# Start of Stored rows
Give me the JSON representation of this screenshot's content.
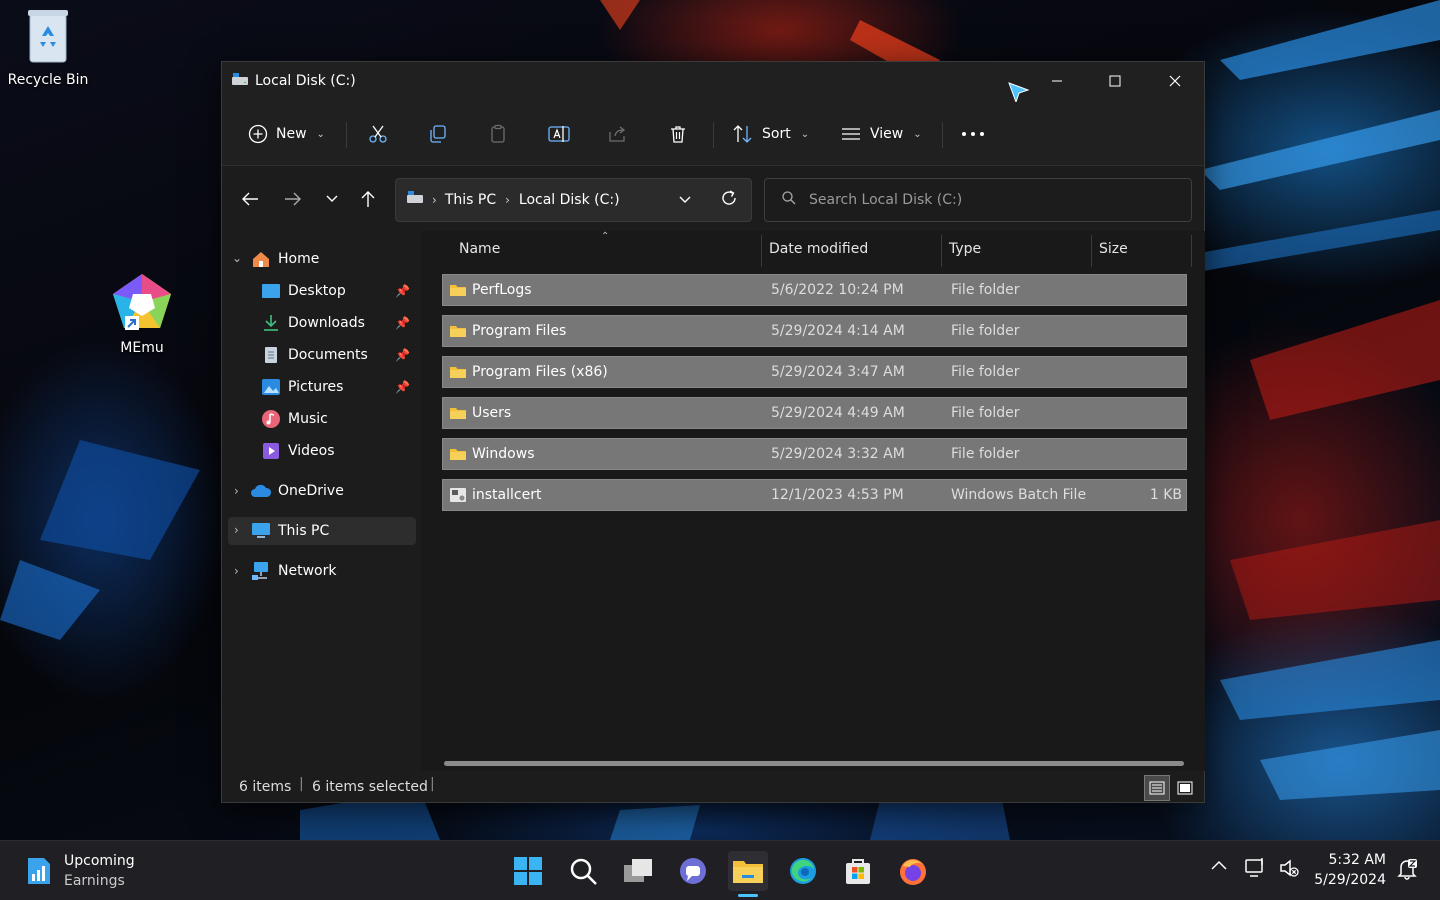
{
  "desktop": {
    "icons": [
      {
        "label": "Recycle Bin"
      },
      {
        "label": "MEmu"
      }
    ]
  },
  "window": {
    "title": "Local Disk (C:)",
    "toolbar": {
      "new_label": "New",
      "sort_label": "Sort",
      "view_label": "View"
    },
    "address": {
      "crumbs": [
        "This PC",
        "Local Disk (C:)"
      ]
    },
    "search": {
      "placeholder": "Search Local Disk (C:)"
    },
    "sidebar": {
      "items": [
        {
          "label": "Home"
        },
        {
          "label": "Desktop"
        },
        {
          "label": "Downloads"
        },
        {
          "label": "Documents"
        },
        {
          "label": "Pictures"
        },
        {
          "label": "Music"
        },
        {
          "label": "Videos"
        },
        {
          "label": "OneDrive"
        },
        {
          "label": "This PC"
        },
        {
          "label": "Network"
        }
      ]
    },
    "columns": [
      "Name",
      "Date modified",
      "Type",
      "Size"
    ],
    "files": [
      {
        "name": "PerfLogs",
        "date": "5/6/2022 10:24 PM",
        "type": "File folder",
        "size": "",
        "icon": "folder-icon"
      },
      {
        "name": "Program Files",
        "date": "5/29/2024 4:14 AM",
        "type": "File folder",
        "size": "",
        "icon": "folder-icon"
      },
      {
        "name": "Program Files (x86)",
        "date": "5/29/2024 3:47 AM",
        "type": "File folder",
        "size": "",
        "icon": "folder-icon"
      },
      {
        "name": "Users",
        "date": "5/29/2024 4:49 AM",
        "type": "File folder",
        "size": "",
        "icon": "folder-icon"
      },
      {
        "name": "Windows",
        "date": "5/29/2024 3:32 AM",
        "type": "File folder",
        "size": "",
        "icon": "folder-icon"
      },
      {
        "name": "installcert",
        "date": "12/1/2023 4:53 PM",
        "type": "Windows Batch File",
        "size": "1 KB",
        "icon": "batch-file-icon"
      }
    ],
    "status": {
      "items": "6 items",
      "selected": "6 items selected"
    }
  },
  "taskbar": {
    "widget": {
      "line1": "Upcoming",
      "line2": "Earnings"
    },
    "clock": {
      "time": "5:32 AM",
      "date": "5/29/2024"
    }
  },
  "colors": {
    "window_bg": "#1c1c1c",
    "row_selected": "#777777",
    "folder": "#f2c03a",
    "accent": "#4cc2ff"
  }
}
# End of Stored rows
# Start of Stored rows
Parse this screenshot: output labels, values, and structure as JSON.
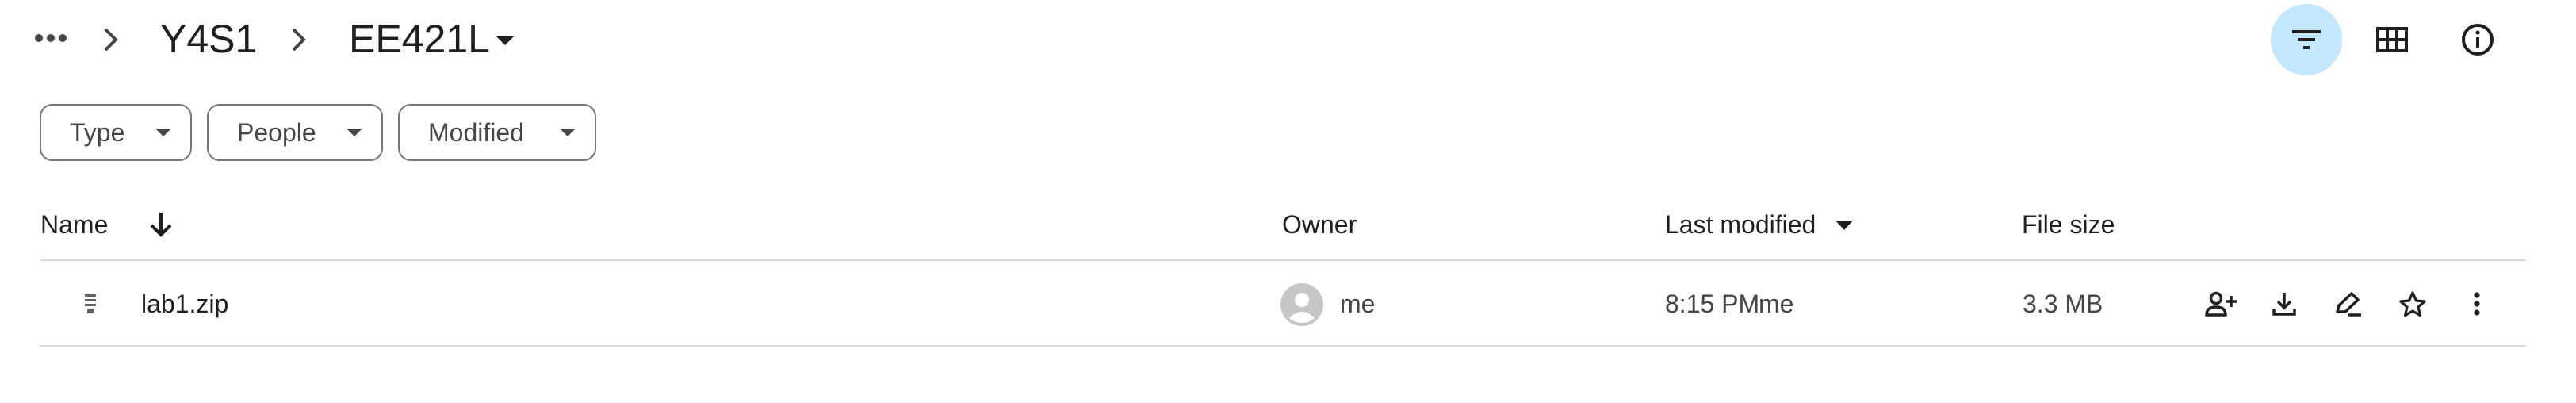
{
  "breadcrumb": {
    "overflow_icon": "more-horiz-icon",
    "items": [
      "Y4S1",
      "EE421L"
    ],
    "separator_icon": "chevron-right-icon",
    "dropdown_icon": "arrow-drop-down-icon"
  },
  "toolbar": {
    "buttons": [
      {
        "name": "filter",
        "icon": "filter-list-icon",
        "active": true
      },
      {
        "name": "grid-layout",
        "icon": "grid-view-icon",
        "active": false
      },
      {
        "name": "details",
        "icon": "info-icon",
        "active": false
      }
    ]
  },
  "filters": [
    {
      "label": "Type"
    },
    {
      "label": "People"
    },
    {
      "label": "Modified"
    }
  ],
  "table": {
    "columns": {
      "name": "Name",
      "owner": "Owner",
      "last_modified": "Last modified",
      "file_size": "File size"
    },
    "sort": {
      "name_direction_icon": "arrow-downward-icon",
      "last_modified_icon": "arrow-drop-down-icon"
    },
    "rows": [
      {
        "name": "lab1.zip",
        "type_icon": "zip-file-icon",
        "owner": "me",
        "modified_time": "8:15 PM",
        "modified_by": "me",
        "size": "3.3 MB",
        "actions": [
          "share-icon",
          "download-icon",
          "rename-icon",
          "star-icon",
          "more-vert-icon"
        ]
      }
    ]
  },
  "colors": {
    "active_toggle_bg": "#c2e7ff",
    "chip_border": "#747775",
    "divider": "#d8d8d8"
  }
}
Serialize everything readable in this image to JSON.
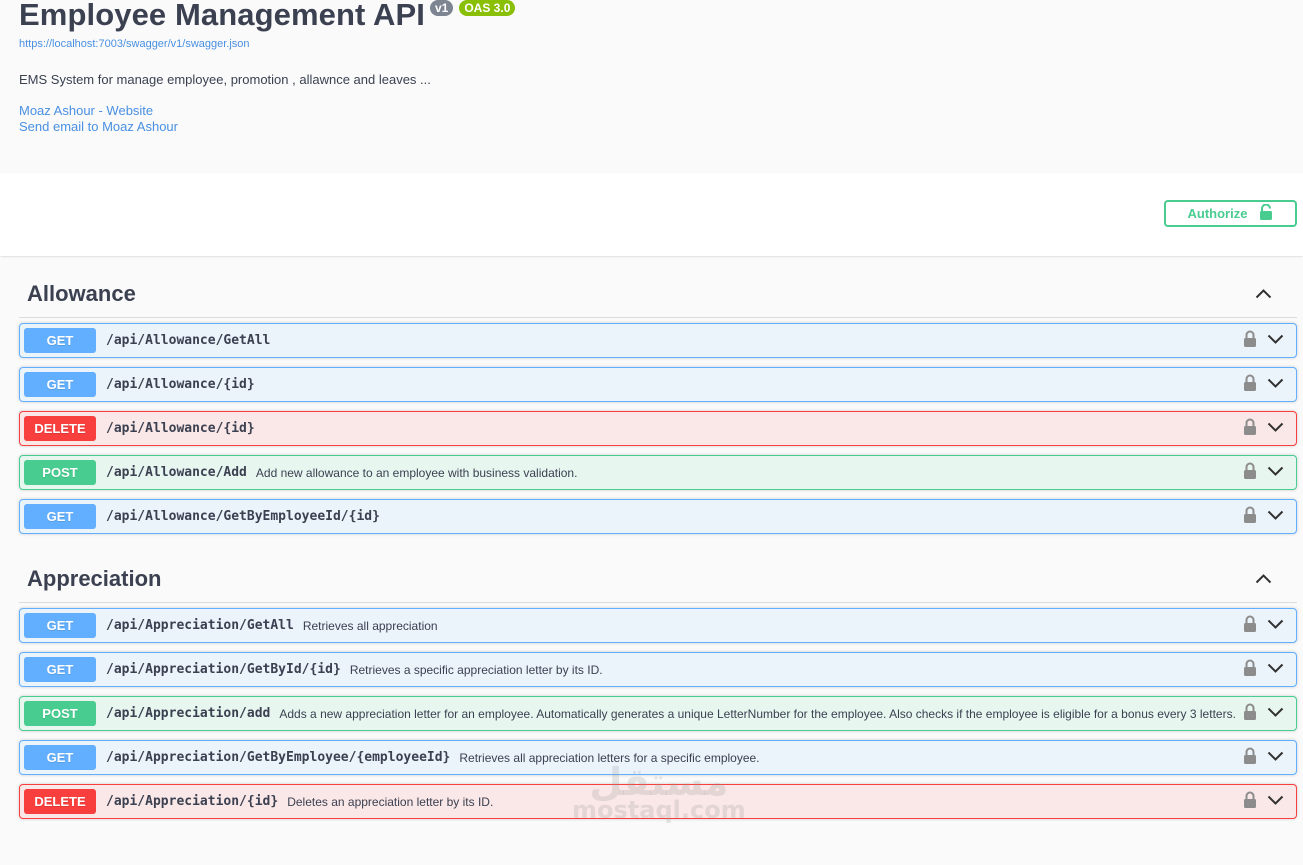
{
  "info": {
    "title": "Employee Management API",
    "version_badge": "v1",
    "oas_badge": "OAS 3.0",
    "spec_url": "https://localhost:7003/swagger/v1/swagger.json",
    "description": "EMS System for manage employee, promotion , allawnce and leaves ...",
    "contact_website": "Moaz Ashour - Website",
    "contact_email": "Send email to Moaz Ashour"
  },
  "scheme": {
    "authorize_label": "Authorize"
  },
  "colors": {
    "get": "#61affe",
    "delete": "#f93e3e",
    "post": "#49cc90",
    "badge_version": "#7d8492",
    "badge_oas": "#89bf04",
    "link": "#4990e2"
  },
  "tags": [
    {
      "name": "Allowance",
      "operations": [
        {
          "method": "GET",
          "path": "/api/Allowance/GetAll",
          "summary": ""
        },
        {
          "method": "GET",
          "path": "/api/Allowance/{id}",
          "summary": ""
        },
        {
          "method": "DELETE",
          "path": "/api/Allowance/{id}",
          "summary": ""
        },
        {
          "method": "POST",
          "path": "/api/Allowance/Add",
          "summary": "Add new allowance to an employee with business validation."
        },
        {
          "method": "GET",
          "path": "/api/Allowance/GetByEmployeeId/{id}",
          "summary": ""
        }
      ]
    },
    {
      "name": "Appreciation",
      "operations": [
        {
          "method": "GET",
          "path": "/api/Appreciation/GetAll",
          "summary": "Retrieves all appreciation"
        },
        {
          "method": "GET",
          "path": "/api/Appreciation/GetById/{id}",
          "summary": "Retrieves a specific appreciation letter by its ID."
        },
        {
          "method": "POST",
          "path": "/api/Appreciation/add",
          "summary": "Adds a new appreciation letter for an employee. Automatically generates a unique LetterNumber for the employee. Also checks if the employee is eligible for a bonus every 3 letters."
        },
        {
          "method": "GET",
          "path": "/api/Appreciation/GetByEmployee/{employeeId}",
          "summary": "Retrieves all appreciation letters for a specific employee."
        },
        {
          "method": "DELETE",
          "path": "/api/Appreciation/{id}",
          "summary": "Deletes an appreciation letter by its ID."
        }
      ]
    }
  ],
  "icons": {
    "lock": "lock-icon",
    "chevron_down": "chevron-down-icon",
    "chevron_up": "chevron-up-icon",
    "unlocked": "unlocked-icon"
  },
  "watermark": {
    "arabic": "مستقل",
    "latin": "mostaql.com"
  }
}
# End of Stored rows
# Start of Stored rows
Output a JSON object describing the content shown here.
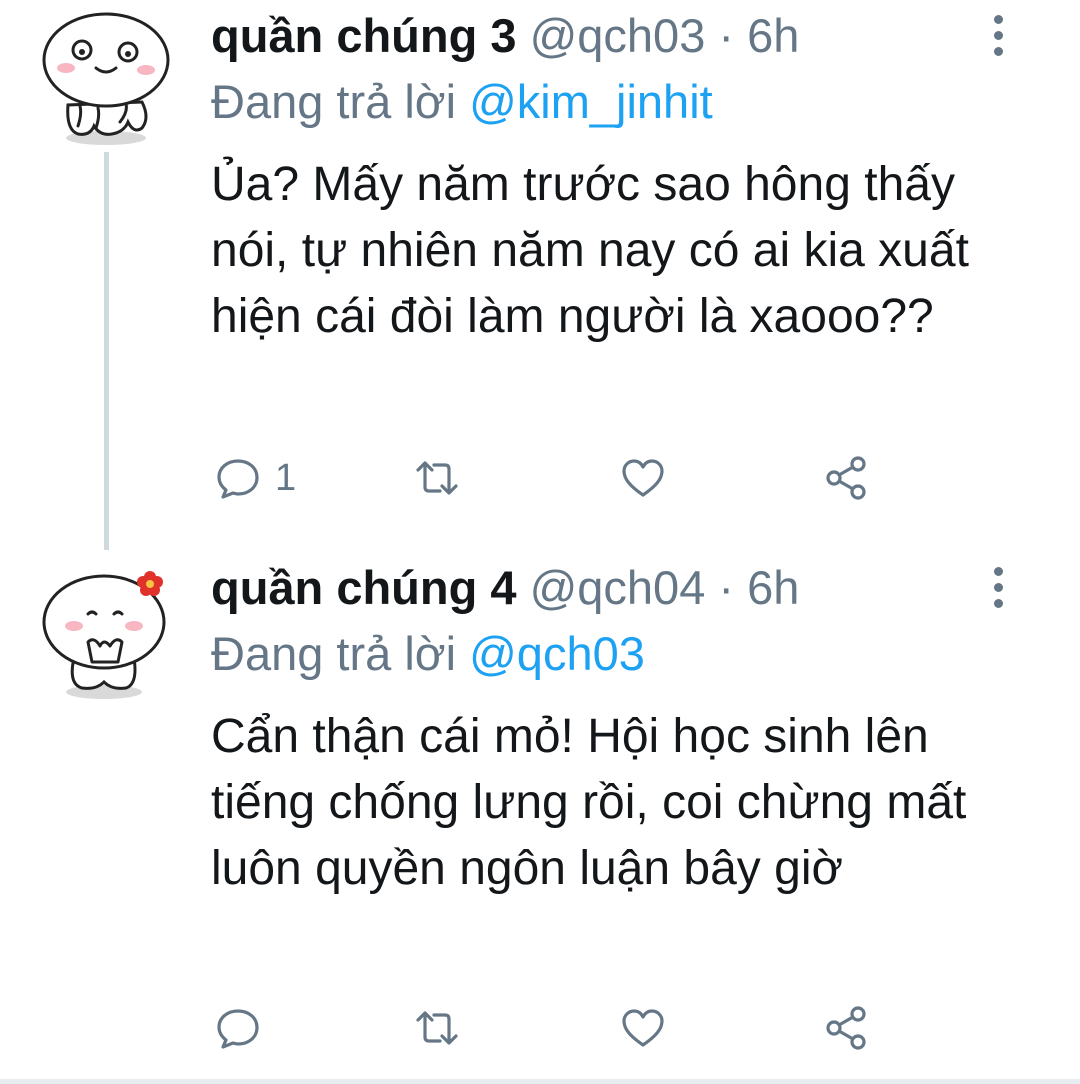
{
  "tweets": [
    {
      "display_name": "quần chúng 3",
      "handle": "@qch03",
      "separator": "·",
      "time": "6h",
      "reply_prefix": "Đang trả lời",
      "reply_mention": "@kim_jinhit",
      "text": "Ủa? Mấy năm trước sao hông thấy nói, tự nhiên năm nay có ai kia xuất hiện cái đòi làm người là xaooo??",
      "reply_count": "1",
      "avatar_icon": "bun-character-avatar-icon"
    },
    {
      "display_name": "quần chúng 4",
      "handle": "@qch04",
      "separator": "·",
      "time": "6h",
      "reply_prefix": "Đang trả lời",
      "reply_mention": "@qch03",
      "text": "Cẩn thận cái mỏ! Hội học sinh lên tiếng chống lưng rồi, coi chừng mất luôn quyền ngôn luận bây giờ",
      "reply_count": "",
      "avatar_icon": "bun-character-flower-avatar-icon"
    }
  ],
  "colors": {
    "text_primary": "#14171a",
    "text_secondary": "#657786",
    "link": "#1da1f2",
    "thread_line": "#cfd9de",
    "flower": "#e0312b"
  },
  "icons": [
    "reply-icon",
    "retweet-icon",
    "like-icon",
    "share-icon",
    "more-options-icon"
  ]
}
# End of Stored rows
List each line holding the string "Program".

        "name": "Program Files",
        "name": "Program Files (x86)",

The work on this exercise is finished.